===== BRANO DI LETTURA =====

A un anno esatto di distanza dal parto trigemellare di un’altra coppia, sempre all’ospedale di Perugia. Mamma e bambine stanno bene

PERUGIA – Triplo fiocco rosa all’ospedale di Perugia. Giovedì mattina Valentina, giovane mamma perugina, ha dato alla luce tre gemelline. Enorme la gioia, naturalmente, sua e del suo compagno, Nizar, di origine tunisina ma perugino di adozione, ormai in Italia da 15 anni.

«Quando mi hanno informato del parto di tre gemelline, mi sono ricordato che un caso analogo si era verificato esattamente un anno fa», le parole di Giorgio Epicoco, direttore della struttura di Ostetricia e Ginecologia del Santa Maria della Misericordia. Infatti Chloe (Kg 1,480), Emily (Kg 1,436) e Mia (Kg 1,648 ) sono nate lo stesso giorno, il 12 aprile, in cui l’anno scorso una coppia di Fabriano metteva al mondo tre gemellini, sempre nell’ospedale di Perugia. Un’incredibile coincidenza.

===== DATI DA ANALIZZARE =====

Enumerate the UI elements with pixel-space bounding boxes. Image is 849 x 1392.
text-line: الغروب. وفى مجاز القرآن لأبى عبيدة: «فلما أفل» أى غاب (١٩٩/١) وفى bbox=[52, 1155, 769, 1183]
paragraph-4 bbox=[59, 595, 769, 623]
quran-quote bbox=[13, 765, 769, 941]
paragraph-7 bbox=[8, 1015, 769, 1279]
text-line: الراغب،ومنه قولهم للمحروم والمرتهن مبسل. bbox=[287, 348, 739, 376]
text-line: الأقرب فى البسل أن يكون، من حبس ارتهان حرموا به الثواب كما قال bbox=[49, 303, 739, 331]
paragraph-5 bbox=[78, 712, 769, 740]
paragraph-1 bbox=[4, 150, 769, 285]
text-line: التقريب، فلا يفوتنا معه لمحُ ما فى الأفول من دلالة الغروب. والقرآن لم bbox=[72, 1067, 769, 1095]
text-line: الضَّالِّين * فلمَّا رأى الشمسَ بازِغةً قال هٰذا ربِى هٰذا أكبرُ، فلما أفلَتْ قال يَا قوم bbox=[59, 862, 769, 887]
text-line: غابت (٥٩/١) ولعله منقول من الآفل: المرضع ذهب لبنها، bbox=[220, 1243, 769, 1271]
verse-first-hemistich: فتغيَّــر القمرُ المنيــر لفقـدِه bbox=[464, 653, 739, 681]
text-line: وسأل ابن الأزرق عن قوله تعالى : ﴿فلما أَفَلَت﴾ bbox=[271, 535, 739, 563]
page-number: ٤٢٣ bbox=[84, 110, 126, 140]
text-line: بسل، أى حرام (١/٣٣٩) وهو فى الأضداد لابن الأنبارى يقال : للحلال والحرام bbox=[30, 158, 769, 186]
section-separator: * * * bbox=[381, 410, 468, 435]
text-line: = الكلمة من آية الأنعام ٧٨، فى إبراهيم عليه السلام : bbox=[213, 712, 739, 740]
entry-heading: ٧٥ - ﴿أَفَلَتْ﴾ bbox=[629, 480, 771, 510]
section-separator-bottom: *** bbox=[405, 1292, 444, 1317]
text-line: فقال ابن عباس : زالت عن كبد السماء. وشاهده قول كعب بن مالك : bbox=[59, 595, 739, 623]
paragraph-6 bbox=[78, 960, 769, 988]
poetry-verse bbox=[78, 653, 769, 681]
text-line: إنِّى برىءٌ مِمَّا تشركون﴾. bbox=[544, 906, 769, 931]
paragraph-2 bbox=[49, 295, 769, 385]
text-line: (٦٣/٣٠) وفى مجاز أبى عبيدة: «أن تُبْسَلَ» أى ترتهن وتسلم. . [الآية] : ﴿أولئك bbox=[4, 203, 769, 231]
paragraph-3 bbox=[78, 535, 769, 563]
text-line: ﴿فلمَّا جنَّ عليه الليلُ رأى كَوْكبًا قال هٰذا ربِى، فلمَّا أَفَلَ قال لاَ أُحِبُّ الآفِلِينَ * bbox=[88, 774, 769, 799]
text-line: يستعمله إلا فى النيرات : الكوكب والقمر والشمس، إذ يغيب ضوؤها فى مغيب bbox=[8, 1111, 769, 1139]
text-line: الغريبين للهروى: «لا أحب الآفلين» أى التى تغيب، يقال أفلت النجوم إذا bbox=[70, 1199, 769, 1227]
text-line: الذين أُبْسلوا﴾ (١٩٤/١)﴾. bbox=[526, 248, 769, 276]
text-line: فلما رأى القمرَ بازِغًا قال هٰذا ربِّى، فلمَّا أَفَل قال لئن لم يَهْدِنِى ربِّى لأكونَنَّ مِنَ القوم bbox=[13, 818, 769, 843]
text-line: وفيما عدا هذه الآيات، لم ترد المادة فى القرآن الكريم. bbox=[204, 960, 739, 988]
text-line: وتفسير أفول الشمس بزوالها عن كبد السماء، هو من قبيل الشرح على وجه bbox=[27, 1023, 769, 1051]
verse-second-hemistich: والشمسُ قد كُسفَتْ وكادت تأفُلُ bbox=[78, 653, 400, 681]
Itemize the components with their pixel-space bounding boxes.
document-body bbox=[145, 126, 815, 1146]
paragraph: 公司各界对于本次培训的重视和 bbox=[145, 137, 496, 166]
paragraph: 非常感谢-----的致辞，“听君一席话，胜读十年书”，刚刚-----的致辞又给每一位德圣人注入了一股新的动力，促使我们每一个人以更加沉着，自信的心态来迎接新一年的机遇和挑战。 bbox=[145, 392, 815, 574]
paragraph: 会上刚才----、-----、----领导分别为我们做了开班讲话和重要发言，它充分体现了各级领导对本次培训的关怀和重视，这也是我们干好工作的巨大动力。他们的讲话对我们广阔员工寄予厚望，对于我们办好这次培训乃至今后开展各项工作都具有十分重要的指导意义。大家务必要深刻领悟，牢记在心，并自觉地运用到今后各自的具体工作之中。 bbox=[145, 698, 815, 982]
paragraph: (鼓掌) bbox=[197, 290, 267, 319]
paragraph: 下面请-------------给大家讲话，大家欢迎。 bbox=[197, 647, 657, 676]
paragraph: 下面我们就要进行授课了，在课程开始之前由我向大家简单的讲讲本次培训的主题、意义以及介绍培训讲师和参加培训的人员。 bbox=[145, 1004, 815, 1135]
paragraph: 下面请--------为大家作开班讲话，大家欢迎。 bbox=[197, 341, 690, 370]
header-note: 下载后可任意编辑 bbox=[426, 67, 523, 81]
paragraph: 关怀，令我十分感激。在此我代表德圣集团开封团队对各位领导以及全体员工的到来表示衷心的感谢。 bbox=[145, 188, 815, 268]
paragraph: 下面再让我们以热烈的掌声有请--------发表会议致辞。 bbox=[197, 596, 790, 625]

=====

- [COMPITI DA SVOLGERE]:
A. Nel brano sulle tre gemelline nate a Perugia, quale incarico ricopre Giorgio Epicoco?
B. Prosegui il brano sulle tre gemelline nate a Perugia, cominciando subito dopo la sua ultima frase.

- [SOLUZIONI DEGLI ESERCIZI]:
A. È direttore della struttura di Ostetricia e Ginecologia del Santa Maria della Misericordia.

B.
Valentina ha partorito prematuramente, a 32 settimane. Il parto è stato eseguito con taglio cesareo dalla equipe coordinata dal professor Sandro Gerli, assistito dalle dottoresse Elena Laurenti e Chiara Belli e dalle ostetriche Antonella Lettieri e Chiara Zullino. Pure nate pre termine, le bambine godono di buona salute e sono state ricoverate, a scopo puramente cautelativo nella struttura di Terapia Intensiva neonatale diretto dalla dott.ssa Stefania Troiani.

La gravidanza della notte scorsa, al pari di quella di un anno fa, è frutto di un concepimento spontaneo, che si verifica in percentuale inferiore al 2 per cento dei parti, mentre è più frequenti nella procreazione medicalmente assistita. I genitori gestiscono un’attività commerciale a Olmo di Corciano ed hanno già un figlio, Samuel, di due anni.

«Penso che prenderò coscienza della famiglia allargata in maniera esponenziale solo una volta che saremo tutti a casa – ha detto la mamma attraverso l’ufficio stampa dello ospedale –. In questi mesi di attesa assieme a Nizar abbiamo provato ad immaginare come ci organizzeremo nella crescita dei quattro figli, consapevoli che un conto sono i progetti ed un altro la realtà , comunque è certo che lui mi darà un aiuto concreto».